*** Input rows ***
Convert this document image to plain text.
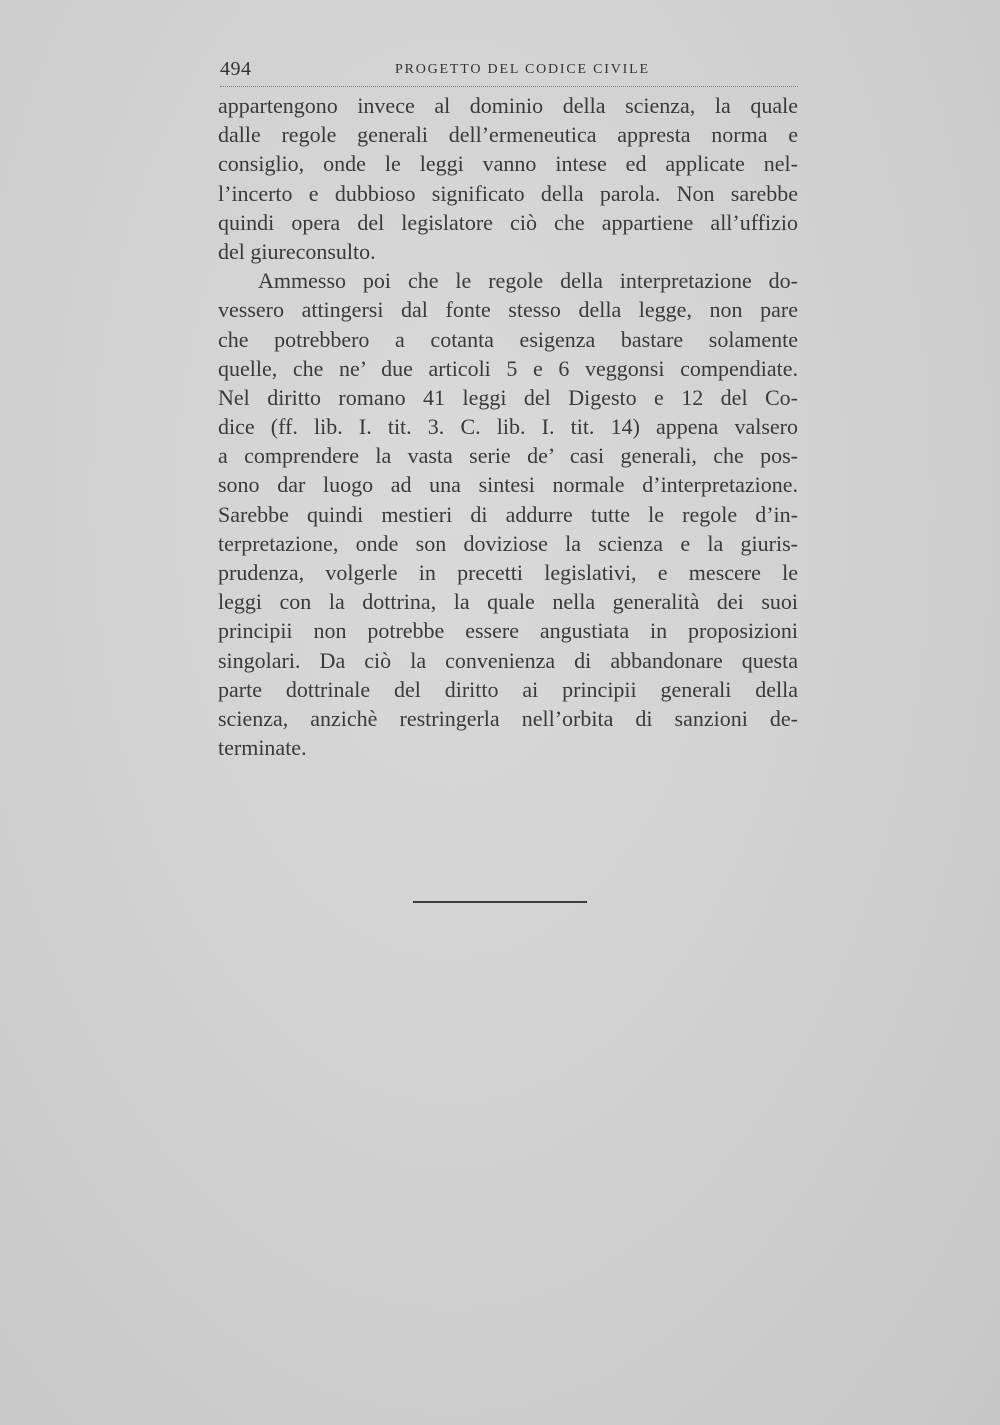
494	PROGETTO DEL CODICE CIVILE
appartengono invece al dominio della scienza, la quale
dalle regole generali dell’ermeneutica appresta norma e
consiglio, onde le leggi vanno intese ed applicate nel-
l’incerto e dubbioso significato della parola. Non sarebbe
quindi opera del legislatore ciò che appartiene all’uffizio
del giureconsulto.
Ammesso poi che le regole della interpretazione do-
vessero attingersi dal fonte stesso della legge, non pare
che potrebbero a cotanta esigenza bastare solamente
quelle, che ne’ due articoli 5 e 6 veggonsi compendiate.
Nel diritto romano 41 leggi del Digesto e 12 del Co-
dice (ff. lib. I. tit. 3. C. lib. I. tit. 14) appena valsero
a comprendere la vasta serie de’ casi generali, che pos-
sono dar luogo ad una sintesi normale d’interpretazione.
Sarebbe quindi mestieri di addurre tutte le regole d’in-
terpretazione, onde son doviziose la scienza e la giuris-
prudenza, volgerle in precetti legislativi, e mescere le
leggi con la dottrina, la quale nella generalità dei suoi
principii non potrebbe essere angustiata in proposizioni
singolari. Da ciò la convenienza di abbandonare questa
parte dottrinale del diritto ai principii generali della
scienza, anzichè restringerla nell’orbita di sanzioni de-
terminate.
***
## Task statement
Output the lines above in full and exactly as given, omitting any pictures.

## Task response
Convert this document image to plain text.
494	PROGETTO DEL CODICE CIVILE
appartengono invece al dominio della scienza, la quale
dalle regole generali dell’ermeneutica appresta norma e
consiglio, onde le leggi vanno intese ed applicate nel-
l’incerto e dubbioso significato della parola. Non sarebbe
quindi opera del legislatore ciò che appartiene all’uffizio
del giureconsulto.
Ammesso poi che le regole della interpretazione do-
vessero attingersi dal fonte stesso della legge, non pare
che potrebbero a cotanta esigenza bastare solamente
quelle, che ne’ due articoli 5 e 6 veggonsi compendiate.
Nel diritto romano 41 leggi del Digesto e 12 del Co-
dice (ff. lib. I. tit. 3. C. lib. I. tit. 14) appena valsero
a comprendere la vasta serie de’ casi generali, che pos-
sono dar luogo ad una sintesi normale d’interpretazione.
Sarebbe quindi mestieri di addurre tutte le regole d’in-
terpretazione, onde son doviziose la scienza e la giuris-
prudenza, volgerle in precetti legislativi, e mescere le
leggi con la dottrina, la quale nella generalità dei suoi
principii non potrebbe essere angustiata in proposizioni
singolari. Da ciò la convenienza di abbandonare questa
parte dottrinale del diritto ai principii generali della
scienza, anzichè restringerla nell’orbita di sanzioni de-
terminate.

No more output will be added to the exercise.